▸ The task:
Find the lines with "Aplikacje" in them and copy them out.

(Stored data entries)
<<<<

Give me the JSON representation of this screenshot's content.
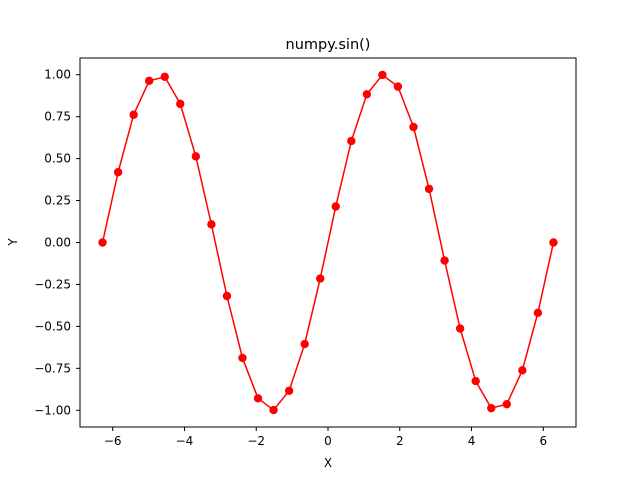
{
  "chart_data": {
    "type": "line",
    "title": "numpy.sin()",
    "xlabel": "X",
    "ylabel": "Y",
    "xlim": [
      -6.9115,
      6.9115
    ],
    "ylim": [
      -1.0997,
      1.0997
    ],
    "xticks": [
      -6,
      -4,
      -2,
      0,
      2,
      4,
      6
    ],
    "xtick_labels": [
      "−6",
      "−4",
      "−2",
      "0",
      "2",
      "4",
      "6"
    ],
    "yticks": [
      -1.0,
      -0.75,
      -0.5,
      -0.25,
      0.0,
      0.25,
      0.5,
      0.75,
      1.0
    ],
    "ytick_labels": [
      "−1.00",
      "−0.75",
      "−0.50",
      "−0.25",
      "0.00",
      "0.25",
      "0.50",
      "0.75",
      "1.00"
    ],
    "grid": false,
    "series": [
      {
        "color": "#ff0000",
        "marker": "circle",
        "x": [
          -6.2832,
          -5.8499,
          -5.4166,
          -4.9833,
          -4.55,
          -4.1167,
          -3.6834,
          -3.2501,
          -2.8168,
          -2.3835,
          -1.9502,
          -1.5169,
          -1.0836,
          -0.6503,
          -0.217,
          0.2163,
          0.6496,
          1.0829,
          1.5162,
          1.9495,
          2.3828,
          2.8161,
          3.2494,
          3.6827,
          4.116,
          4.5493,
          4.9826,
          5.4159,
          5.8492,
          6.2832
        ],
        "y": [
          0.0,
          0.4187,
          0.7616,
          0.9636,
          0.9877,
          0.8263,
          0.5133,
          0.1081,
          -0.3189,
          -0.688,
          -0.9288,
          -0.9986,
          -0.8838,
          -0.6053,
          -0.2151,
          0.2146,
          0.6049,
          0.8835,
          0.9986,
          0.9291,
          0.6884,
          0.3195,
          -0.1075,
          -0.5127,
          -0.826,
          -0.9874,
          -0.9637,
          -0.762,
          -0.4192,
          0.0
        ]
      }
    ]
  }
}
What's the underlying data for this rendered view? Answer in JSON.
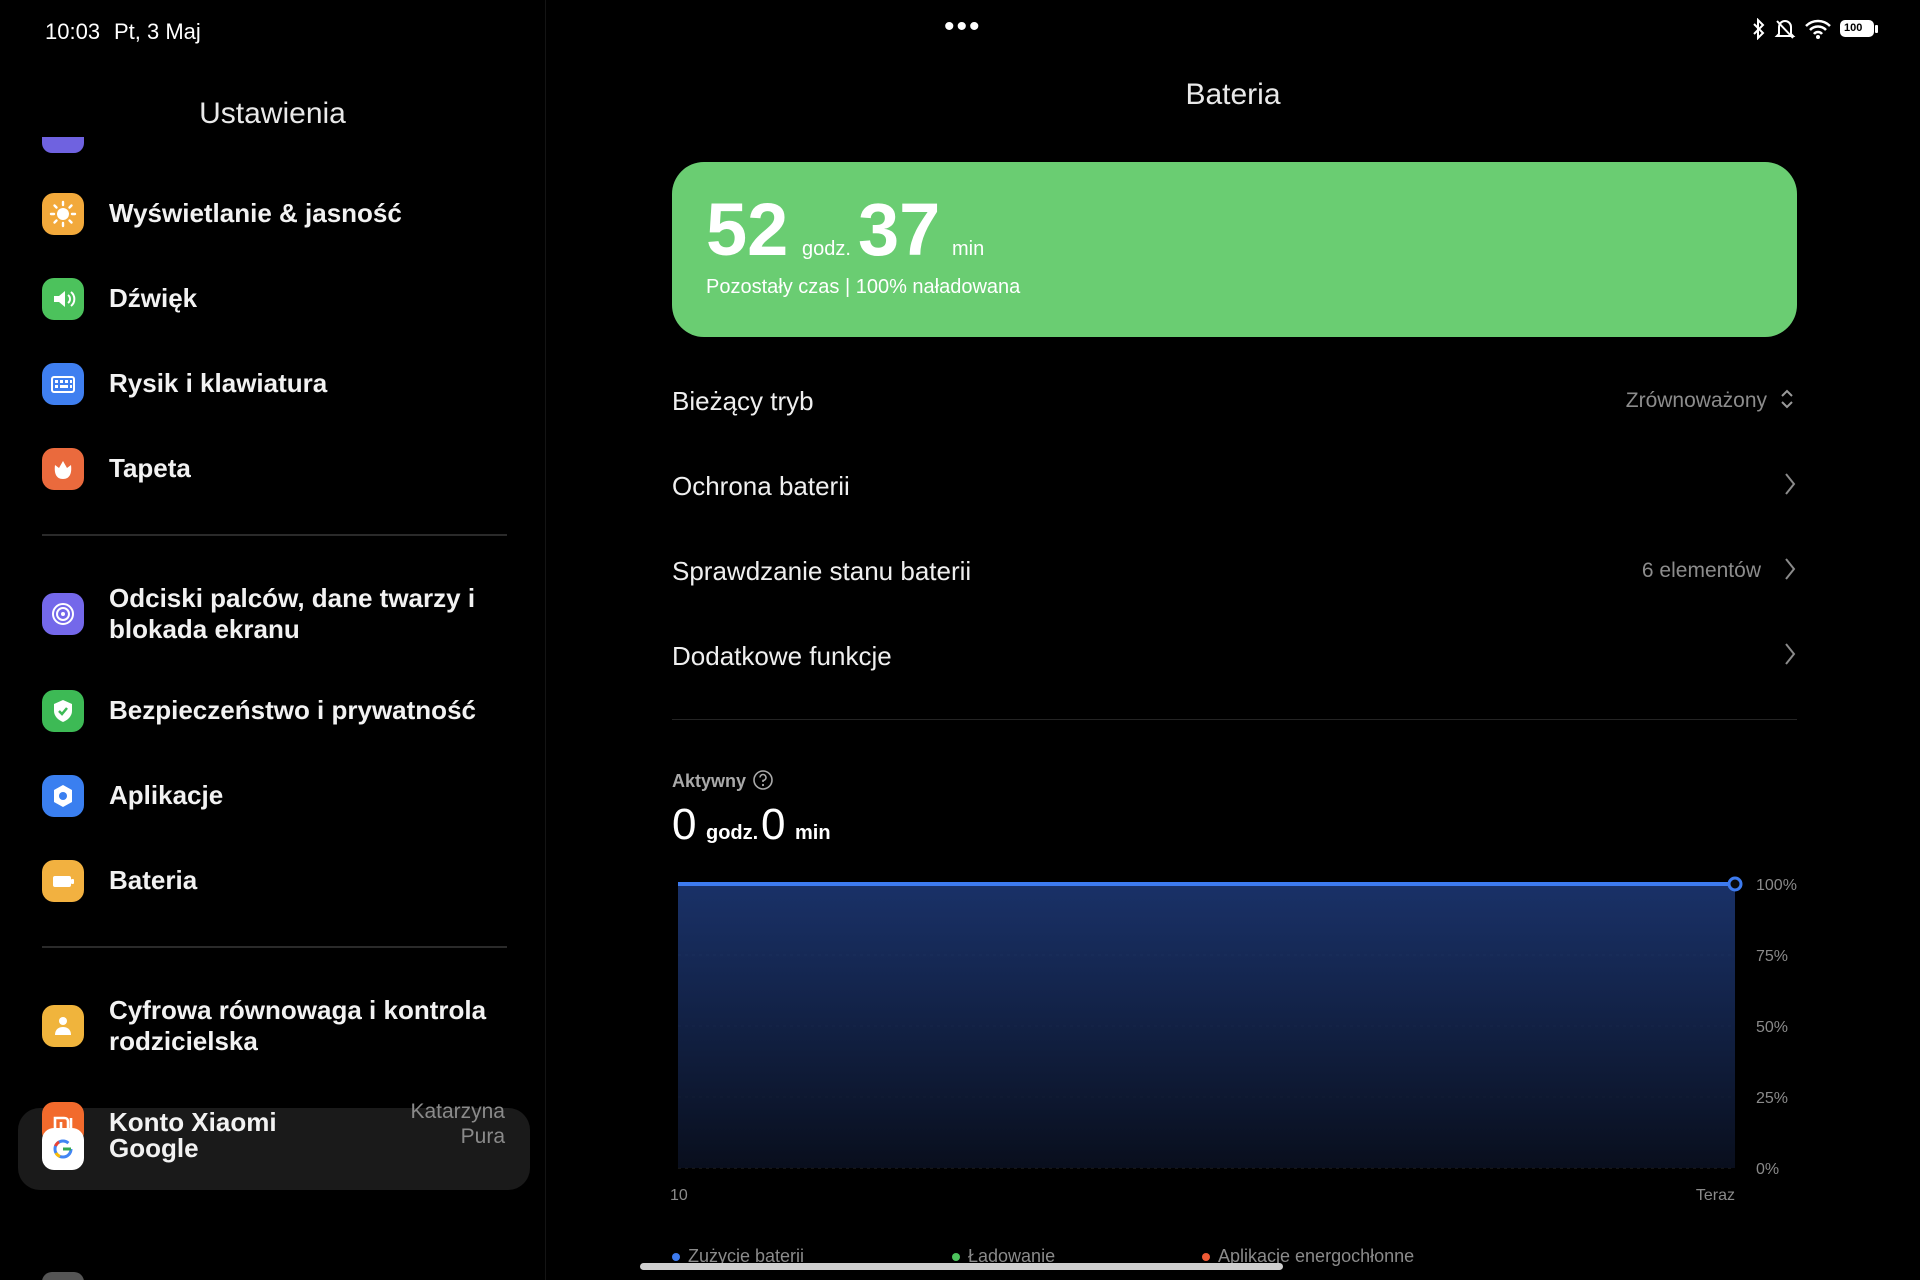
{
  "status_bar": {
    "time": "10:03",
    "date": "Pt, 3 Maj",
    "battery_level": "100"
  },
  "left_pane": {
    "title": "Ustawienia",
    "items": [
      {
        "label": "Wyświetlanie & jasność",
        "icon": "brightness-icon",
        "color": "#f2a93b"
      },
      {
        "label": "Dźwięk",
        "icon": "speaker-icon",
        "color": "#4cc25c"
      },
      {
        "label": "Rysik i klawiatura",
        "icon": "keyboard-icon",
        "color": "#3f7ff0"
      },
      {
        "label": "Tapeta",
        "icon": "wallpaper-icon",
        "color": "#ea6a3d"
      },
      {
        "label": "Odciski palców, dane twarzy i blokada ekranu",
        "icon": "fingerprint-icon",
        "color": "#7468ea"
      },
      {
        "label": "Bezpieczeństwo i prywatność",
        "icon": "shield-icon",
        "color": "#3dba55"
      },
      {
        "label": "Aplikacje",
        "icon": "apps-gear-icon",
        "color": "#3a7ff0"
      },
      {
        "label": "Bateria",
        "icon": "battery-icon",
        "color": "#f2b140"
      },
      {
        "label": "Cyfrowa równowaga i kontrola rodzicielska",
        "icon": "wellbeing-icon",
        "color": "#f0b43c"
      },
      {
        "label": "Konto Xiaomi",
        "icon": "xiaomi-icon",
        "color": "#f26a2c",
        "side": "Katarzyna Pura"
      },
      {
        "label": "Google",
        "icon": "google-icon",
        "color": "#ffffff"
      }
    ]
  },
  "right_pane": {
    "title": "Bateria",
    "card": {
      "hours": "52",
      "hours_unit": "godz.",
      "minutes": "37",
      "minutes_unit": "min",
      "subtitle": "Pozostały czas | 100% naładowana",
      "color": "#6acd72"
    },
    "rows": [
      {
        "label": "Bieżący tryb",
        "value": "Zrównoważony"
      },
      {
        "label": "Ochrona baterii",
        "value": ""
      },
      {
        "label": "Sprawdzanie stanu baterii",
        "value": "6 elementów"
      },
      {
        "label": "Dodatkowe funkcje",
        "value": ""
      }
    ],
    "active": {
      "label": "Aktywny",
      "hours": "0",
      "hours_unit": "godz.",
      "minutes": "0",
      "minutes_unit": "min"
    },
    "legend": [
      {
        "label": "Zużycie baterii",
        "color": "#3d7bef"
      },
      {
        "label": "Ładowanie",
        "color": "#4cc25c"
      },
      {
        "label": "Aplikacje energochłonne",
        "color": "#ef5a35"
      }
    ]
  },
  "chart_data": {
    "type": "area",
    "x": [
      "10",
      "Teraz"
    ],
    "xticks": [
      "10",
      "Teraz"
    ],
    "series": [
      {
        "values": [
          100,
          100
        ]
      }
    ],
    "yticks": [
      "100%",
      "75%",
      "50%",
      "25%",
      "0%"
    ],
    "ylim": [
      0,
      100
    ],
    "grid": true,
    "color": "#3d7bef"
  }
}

>>>>

▸ Solution to this task:
        "label": "Aplikacje",
        "label": "Aplikacje energochłonne",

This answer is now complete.